**DATA ENTRIES**:
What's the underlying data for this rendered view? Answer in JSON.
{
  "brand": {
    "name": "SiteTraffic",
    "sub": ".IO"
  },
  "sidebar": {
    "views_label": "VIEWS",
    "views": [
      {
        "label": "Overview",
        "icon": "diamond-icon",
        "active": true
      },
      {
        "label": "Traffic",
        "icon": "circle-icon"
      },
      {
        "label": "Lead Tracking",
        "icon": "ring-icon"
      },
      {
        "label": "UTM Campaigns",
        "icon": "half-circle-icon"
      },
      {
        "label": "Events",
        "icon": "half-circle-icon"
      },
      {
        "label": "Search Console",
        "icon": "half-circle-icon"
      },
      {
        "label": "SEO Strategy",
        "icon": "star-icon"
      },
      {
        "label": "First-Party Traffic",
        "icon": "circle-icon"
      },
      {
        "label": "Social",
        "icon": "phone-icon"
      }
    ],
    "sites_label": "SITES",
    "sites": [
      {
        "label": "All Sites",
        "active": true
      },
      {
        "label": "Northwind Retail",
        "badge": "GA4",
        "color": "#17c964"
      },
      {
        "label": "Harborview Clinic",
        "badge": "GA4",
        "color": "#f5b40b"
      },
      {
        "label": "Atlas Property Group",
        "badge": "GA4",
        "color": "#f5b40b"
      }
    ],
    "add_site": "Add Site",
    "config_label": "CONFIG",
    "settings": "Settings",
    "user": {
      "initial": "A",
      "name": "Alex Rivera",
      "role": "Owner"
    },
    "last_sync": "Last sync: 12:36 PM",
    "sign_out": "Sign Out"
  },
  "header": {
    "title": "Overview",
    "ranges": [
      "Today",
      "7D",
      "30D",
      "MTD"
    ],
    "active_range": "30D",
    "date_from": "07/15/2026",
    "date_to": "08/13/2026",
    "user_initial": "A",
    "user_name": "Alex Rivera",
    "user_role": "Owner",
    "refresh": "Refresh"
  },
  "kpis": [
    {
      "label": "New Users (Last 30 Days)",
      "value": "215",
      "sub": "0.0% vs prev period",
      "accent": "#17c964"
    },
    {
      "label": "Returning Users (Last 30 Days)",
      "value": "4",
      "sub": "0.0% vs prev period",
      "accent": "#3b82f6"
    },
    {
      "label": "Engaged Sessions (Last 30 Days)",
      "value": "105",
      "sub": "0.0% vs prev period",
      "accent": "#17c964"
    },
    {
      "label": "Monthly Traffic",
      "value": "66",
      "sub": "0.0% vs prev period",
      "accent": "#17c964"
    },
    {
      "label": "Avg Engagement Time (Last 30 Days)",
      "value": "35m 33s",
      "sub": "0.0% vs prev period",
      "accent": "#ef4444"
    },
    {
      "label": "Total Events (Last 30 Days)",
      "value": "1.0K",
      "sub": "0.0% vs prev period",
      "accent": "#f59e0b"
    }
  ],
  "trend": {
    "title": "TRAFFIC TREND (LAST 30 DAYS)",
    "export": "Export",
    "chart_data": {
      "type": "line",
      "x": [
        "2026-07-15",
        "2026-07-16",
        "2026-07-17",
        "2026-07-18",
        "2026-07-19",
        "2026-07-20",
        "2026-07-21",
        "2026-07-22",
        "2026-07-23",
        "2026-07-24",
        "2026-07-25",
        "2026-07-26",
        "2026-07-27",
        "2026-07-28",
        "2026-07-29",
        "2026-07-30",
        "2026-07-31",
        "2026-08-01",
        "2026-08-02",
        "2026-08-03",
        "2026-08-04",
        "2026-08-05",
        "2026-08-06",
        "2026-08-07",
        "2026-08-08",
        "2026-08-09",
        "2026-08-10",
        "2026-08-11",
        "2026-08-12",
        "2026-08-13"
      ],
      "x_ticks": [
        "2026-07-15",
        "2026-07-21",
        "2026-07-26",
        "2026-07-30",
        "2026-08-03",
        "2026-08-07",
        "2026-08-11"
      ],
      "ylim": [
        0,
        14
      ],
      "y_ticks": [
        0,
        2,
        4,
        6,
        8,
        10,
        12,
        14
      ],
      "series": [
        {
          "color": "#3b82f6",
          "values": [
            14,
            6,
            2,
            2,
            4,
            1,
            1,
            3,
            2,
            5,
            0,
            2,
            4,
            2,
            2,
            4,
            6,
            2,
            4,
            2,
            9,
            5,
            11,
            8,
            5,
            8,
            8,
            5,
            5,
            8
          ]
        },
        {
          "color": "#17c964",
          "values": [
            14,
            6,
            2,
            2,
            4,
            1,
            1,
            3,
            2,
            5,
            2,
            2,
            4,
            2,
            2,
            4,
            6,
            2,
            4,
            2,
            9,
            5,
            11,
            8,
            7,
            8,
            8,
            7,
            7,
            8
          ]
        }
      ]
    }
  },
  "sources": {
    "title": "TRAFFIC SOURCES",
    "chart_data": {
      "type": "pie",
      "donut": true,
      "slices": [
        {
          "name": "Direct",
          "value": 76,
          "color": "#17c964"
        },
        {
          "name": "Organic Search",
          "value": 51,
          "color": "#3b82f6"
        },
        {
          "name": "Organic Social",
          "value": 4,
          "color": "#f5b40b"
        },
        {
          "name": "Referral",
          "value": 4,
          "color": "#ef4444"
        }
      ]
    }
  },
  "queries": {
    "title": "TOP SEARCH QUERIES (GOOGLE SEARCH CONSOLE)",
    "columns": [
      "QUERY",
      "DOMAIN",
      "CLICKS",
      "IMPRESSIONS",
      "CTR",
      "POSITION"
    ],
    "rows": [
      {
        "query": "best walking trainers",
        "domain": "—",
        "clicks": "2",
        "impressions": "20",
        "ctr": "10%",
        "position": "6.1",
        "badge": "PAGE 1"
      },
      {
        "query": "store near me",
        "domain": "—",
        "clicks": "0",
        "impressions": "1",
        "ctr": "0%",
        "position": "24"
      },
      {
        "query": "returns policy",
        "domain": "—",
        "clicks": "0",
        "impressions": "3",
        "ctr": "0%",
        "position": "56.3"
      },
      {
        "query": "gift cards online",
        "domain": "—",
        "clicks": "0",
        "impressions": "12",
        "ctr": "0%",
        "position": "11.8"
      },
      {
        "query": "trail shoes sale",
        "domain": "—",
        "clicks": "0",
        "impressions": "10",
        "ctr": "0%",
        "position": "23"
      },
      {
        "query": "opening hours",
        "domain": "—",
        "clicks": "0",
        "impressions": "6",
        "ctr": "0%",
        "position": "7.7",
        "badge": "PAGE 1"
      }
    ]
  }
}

**WHAT YOU ARE ASKED TO DO**: Among the entries above, how many lines include the word "Users"? Reply with the number only.

**EXERCISE RESULT**: 2